Extracted data =
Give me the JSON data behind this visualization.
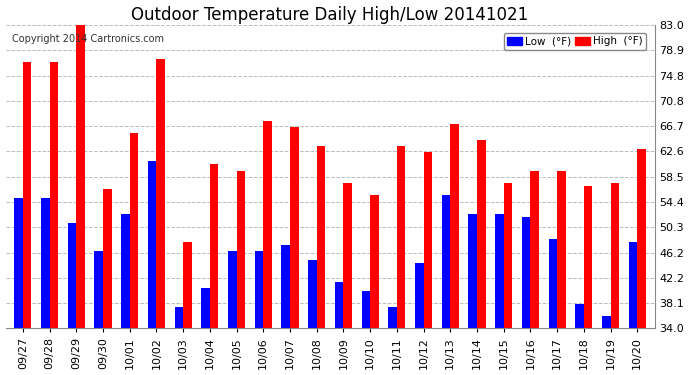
{
  "title": "Outdoor Temperature Daily High/Low 20141021",
  "copyright": "Copyright 2014 Cartronics.com",
  "legend_low": "Low  (°F)",
  "legend_high": "High  (°F)",
  "categories": [
    "09/27",
    "09/28",
    "09/29",
    "09/30",
    "10/01",
    "10/02",
    "10/03",
    "10/04",
    "10/05",
    "10/06",
    "10/07",
    "10/08",
    "10/09",
    "10/10",
    "10/11",
    "10/12",
    "10/13",
    "10/14",
    "10/15",
    "10/16",
    "10/17",
    "10/18",
    "10/19",
    "10/20"
  ],
  "high_values": [
    77.0,
    77.0,
    84.5,
    56.5,
    65.5,
    77.5,
    48.0,
    60.5,
    59.5,
    67.5,
    66.5,
    63.5,
    57.5,
    55.5,
    63.5,
    62.5,
    67.0,
    64.5,
    57.5,
    59.5,
    59.5,
    57.0,
    57.5,
    63.0
  ],
  "low_values": [
    55.0,
    55.0,
    51.0,
    46.5,
    52.5,
    61.0,
    37.5,
    40.5,
    46.5,
    46.5,
    47.5,
    45.0,
    41.5,
    40.0,
    37.5,
    44.5,
    55.5,
    52.5,
    52.5,
    52.0,
    48.5,
    38.0,
    36.0,
    48.0
  ],
  "bar_width": 0.32,
  "ylim_min": 34.0,
  "ylim_max": 83.0,
  "yticks": [
    34.0,
    38.1,
    42.2,
    46.2,
    50.3,
    54.4,
    58.5,
    62.6,
    66.7,
    70.8,
    74.8,
    78.9,
    83.0
  ],
  "color_high": "#ff0000",
  "color_low": "#0000ff",
  "background_color": "#ffffff",
  "grid_color": "#bbbbbb",
  "title_fontsize": 12,
  "tick_fontsize": 8,
  "copyright_fontsize": 7
}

What you will do = Without the pictures, return all the records precisely as they stand.

Worked answer =
Give me the JSON data behind this visualization.
{
  "title": "Outdoor Temperature Daily High/Low 20141021",
  "copyright": "Copyright 2014 Cartronics.com",
  "legend_low": "Low  (°F)",
  "legend_high": "High  (°F)",
  "categories": [
    "09/27",
    "09/28",
    "09/29",
    "09/30",
    "10/01",
    "10/02",
    "10/03",
    "10/04",
    "10/05",
    "10/06",
    "10/07",
    "10/08",
    "10/09",
    "10/10",
    "10/11",
    "10/12",
    "10/13",
    "10/14",
    "10/15",
    "10/16",
    "10/17",
    "10/18",
    "10/19",
    "10/20"
  ],
  "high_values": [
    77.0,
    77.0,
    84.5,
    56.5,
    65.5,
    77.5,
    48.0,
    60.5,
    59.5,
    67.5,
    66.5,
    63.5,
    57.5,
    55.5,
    63.5,
    62.5,
    67.0,
    64.5,
    57.5,
    59.5,
    59.5,
    57.0,
    57.5,
    63.0
  ],
  "low_values": [
    55.0,
    55.0,
    51.0,
    46.5,
    52.5,
    61.0,
    37.5,
    40.5,
    46.5,
    46.5,
    47.5,
    45.0,
    41.5,
    40.0,
    37.5,
    44.5,
    55.5,
    52.5,
    52.5,
    52.0,
    48.5,
    38.0,
    36.0,
    48.0
  ],
  "bar_width": 0.32,
  "ylim_min": 34.0,
  "ylim_max": 83.0,
  "yticks": [
    34.0,
    38.1,
    42.2,
    46.2,
    50.3,
    54.4,
    58.5,
    62.6,
    66.7,
    70.8,
    74.8,
    78.9,
    83.0
  ],
  "color_high": "#ff0000",
  "color_low": "#0000ff",
  "background_color": "#ffffff",
  "grid_color": "#bbbbbb",
  "title_fontsize": 12,
  "tick_fontsize": 8,
  "copyright_fontsize": 7
}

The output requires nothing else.